**EXERCISE AIM:** Look through the data below and return each line where "ylabel" appears.

** START OF RECORDS FOR THE TASK **

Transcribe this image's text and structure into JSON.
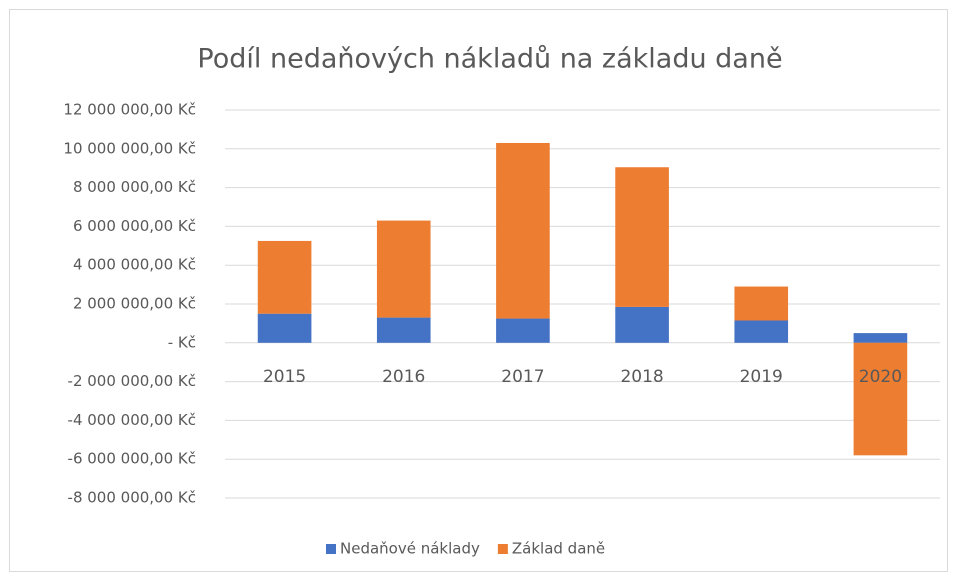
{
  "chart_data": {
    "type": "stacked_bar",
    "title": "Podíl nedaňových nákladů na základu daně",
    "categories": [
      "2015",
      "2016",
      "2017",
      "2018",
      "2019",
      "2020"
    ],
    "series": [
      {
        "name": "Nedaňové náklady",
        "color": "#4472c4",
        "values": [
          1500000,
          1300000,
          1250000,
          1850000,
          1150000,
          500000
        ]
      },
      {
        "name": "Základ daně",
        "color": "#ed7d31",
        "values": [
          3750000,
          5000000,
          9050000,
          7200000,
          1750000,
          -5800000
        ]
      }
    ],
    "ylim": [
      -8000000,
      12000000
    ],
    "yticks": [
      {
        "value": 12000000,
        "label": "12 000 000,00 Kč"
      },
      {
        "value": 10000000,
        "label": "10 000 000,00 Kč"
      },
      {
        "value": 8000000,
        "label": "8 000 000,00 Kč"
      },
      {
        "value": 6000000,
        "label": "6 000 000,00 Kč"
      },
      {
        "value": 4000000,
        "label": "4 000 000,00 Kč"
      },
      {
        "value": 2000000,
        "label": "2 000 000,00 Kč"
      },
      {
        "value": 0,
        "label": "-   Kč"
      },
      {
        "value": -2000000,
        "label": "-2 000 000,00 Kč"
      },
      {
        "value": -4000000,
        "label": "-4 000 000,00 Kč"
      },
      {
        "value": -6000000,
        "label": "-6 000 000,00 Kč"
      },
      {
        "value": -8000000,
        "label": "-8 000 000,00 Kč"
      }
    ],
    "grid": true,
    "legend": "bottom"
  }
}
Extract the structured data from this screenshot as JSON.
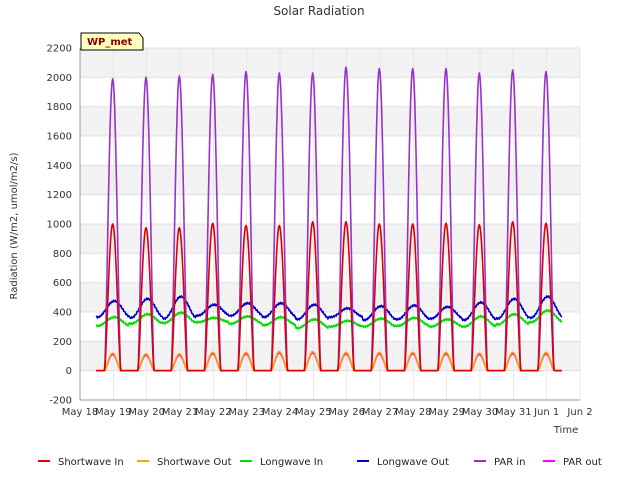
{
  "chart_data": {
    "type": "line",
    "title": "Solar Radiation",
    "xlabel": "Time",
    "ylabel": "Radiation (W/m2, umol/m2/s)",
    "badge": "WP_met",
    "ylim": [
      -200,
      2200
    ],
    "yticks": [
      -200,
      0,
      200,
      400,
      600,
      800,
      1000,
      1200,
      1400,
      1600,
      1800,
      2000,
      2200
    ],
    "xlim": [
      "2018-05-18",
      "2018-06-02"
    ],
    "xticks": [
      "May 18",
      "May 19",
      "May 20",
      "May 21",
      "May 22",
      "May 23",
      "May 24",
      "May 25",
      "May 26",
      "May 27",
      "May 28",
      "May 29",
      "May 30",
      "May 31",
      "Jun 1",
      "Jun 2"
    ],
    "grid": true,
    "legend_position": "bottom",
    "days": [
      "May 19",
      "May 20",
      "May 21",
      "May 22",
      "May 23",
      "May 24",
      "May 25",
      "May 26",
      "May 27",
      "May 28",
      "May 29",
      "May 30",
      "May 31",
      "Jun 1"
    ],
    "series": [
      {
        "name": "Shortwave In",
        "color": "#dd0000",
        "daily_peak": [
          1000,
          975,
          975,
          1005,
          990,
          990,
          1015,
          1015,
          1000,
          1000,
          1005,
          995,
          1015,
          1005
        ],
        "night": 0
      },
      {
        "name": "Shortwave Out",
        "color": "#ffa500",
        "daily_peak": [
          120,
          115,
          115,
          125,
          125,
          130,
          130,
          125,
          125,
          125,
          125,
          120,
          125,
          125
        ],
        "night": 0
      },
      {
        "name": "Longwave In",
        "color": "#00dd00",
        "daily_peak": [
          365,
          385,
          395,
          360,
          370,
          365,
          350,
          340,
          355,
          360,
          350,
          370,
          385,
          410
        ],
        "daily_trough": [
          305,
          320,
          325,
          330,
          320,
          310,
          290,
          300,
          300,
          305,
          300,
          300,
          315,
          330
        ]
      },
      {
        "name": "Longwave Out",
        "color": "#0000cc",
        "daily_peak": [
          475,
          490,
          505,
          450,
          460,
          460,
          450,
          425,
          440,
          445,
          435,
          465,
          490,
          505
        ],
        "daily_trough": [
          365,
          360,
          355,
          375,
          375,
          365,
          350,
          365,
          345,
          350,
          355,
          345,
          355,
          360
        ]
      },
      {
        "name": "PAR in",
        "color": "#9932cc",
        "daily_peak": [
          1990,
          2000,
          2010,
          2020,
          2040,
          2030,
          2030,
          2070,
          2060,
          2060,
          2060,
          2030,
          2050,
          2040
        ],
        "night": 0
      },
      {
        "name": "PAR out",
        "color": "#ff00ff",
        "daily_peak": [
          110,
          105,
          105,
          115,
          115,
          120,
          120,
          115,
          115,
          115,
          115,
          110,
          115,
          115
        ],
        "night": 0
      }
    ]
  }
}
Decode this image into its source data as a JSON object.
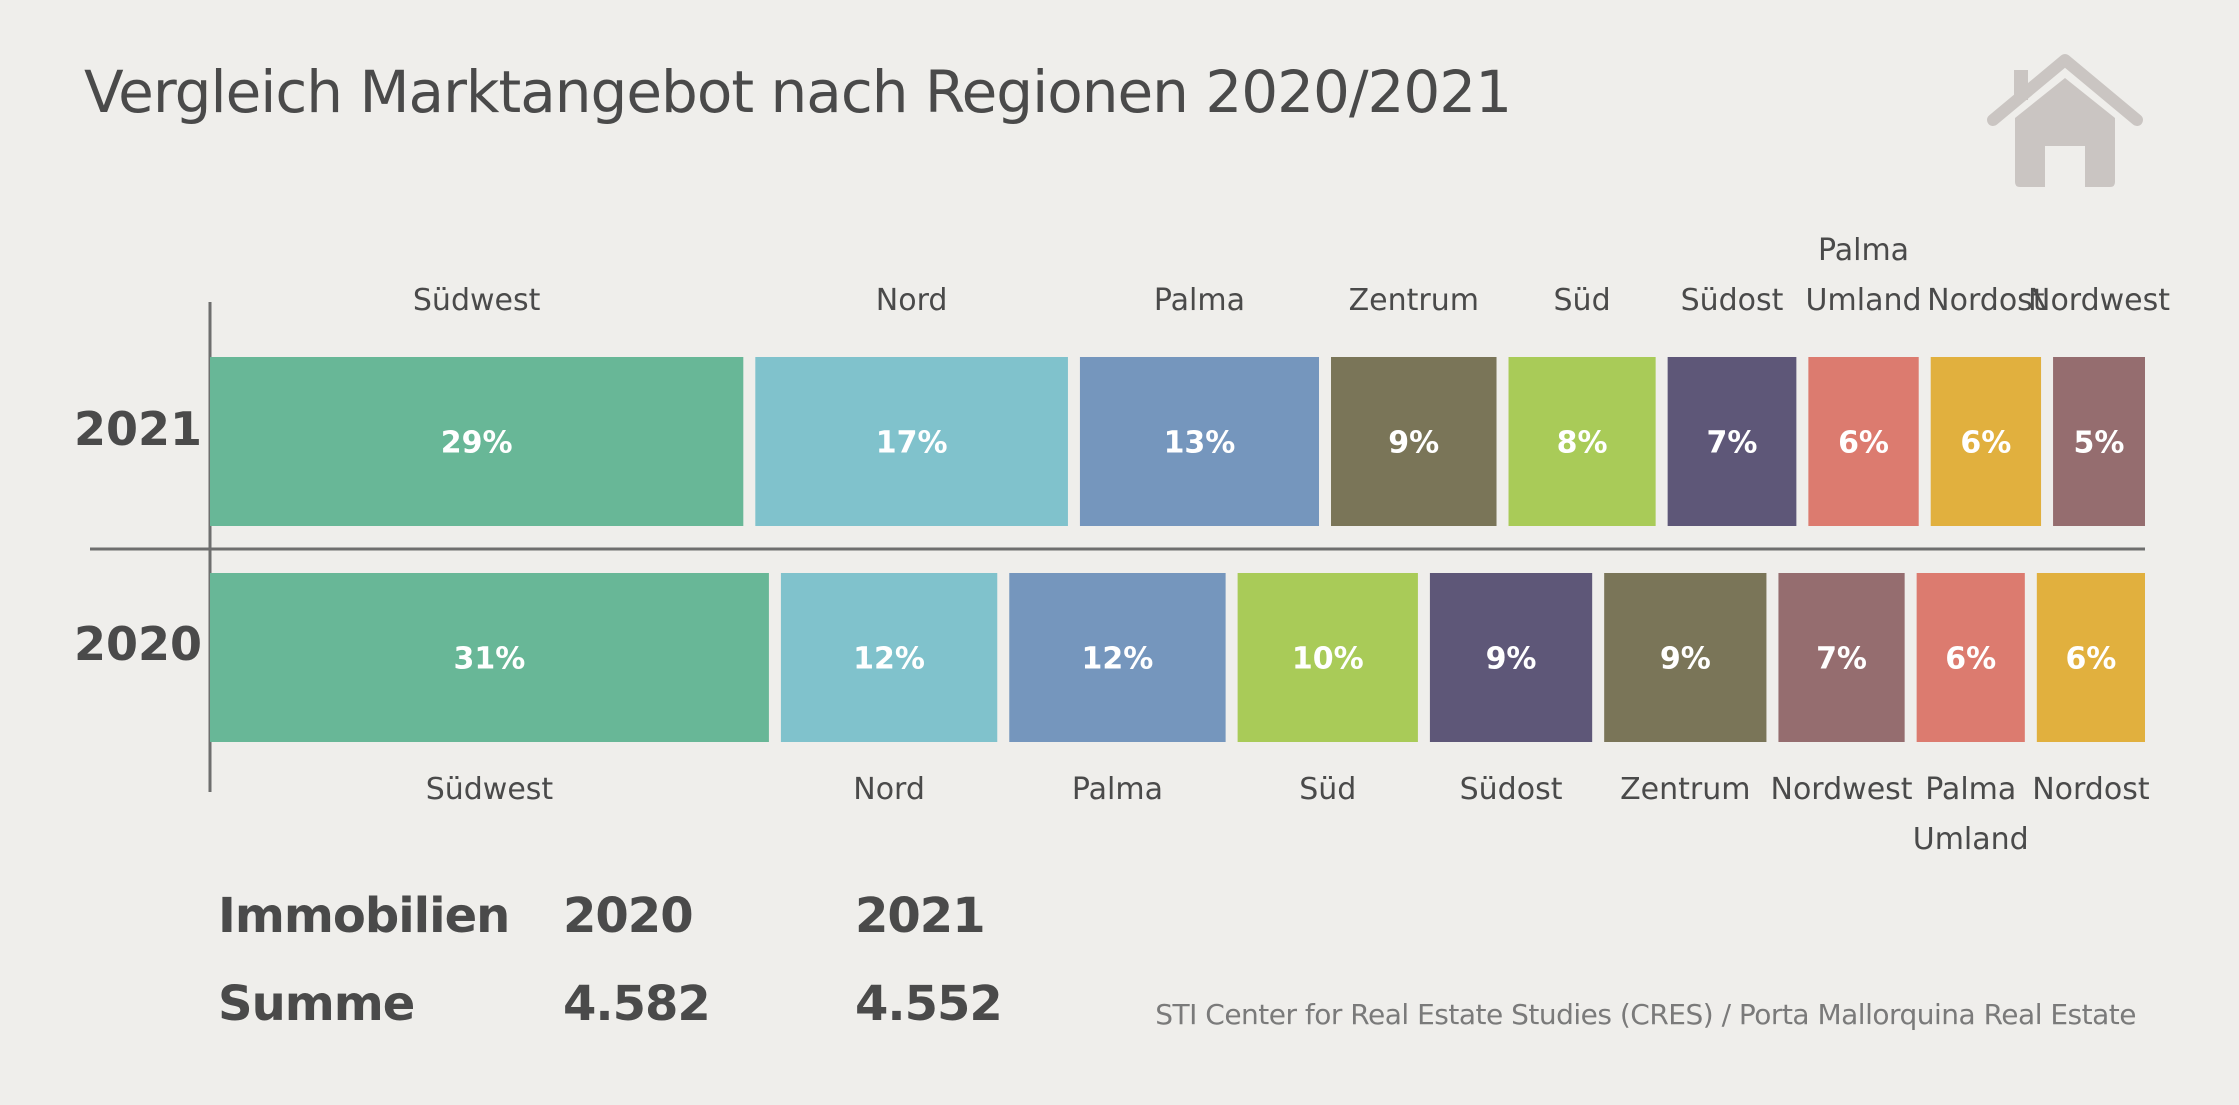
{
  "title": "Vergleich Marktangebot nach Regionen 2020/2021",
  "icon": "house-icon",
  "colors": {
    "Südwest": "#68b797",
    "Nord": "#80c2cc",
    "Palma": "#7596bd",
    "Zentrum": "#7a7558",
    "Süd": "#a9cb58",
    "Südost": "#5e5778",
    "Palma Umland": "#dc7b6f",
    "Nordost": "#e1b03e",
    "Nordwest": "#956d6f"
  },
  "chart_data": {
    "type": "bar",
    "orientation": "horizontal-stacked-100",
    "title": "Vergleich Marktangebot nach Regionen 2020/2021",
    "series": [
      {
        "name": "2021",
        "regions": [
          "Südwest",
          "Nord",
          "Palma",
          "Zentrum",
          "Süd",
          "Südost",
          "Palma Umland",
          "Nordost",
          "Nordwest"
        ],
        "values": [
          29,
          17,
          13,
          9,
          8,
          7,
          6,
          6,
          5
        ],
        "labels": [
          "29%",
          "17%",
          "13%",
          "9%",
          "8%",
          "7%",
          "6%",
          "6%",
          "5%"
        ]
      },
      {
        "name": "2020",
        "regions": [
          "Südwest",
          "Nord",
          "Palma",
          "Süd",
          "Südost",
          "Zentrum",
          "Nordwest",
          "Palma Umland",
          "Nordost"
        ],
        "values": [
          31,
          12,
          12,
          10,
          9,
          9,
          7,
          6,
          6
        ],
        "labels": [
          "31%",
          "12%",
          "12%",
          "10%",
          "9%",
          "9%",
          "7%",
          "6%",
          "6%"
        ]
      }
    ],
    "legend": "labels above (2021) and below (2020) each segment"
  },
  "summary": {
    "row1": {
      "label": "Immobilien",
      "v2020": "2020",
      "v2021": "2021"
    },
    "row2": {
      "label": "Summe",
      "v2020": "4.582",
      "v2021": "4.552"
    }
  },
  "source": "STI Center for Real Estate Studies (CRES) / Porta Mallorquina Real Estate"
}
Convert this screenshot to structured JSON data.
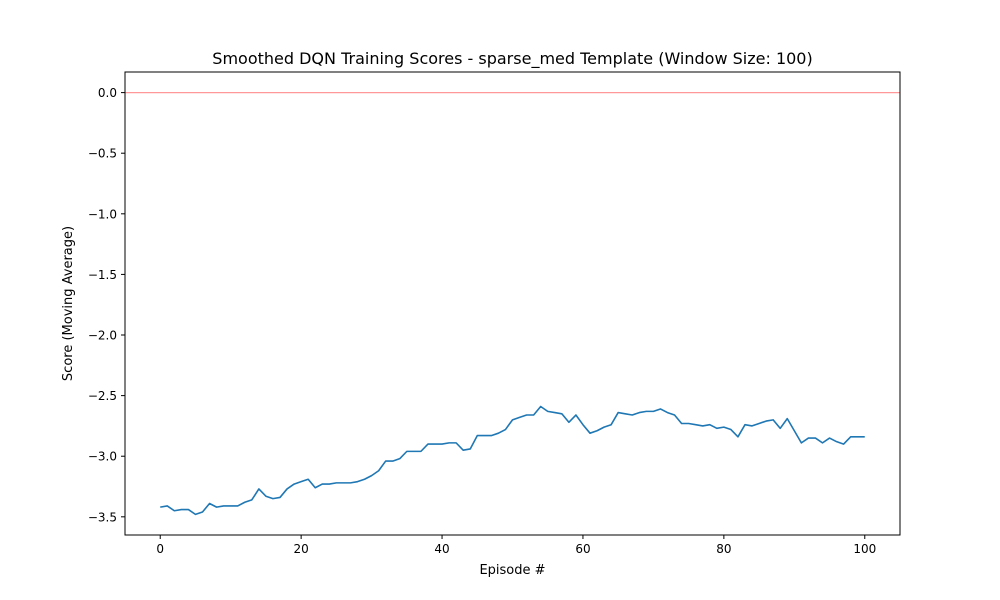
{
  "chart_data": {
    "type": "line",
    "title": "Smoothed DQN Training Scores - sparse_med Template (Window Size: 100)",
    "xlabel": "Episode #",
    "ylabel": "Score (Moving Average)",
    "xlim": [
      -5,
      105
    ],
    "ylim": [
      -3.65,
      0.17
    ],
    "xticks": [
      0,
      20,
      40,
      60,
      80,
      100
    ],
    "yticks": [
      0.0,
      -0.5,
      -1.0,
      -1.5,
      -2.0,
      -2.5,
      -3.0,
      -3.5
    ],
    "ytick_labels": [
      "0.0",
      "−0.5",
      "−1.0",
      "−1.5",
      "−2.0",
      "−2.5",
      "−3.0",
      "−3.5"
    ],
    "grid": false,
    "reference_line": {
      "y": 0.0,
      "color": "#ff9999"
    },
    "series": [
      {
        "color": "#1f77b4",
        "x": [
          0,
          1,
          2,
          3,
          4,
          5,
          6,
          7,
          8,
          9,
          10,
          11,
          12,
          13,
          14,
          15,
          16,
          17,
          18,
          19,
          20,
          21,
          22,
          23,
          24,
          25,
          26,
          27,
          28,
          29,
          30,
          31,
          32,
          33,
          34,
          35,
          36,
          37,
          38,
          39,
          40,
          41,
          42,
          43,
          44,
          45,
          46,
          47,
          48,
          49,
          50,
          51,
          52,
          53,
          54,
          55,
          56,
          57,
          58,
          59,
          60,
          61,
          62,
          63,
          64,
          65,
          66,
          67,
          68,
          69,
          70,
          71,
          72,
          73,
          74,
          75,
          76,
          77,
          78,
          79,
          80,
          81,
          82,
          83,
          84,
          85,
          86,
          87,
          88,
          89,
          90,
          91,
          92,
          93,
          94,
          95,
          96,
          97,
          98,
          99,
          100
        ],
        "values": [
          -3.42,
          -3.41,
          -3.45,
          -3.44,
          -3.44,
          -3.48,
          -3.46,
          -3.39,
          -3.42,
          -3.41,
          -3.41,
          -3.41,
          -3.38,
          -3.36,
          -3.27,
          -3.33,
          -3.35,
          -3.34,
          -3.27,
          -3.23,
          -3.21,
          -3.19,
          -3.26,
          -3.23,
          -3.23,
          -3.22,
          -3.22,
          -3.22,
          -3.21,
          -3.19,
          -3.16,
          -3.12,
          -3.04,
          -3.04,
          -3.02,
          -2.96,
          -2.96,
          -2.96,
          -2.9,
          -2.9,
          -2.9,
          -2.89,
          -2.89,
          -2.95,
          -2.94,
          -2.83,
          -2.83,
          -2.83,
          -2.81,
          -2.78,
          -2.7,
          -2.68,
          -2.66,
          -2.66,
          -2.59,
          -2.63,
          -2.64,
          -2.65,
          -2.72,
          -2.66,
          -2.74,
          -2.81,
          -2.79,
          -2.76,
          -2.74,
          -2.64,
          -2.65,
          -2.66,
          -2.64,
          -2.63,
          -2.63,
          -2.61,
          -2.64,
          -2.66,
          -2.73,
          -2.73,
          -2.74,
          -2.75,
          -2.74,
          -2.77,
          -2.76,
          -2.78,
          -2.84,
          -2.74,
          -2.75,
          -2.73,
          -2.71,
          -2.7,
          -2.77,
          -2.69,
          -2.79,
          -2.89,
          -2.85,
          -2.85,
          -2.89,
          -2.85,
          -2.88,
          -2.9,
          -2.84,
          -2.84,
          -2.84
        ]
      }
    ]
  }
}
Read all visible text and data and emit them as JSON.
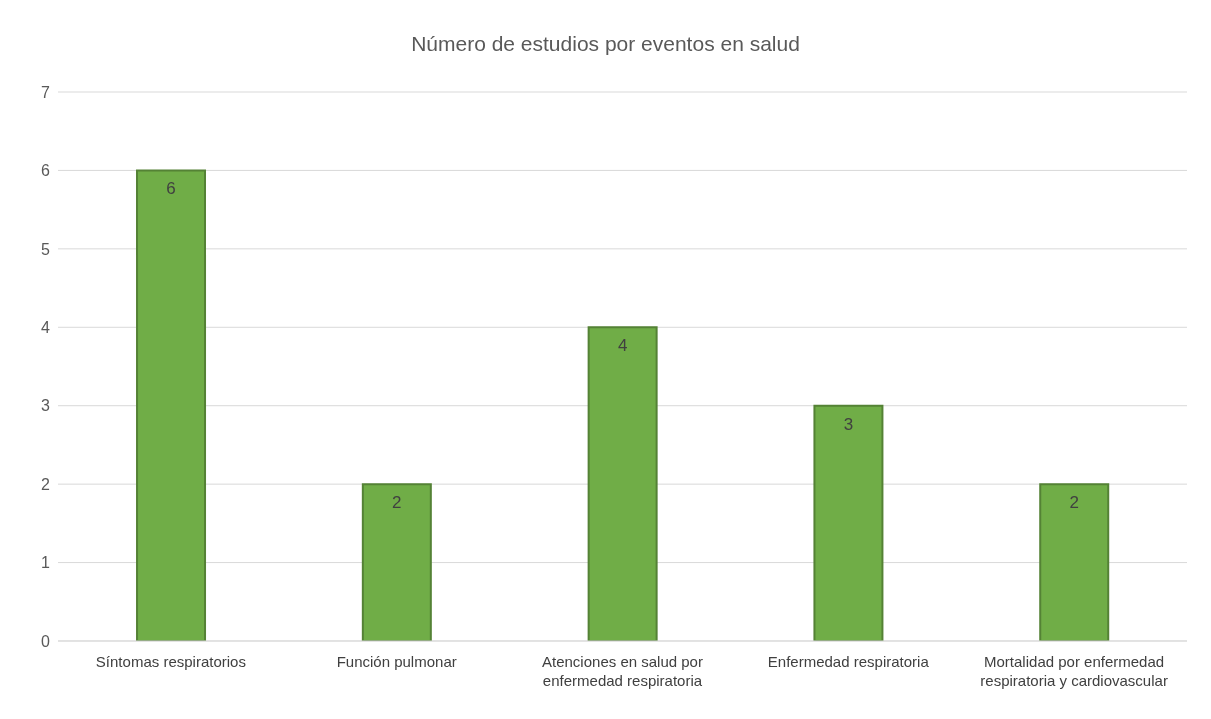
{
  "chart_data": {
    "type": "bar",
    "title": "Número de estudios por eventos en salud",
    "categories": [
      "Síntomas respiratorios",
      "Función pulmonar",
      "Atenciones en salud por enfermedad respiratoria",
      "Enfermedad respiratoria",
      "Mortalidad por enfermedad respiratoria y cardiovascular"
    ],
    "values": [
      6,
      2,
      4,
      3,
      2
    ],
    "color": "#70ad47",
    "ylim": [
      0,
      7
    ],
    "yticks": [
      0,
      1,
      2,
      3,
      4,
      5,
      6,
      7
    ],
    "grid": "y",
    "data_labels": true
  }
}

** END OF RECORDS FOR THE TASK **

**FINAL RESULT:**
    "ylabel": "Radiation (W/m2, umol/m2/s)",
    "ylabel": "Score (Moving Average)",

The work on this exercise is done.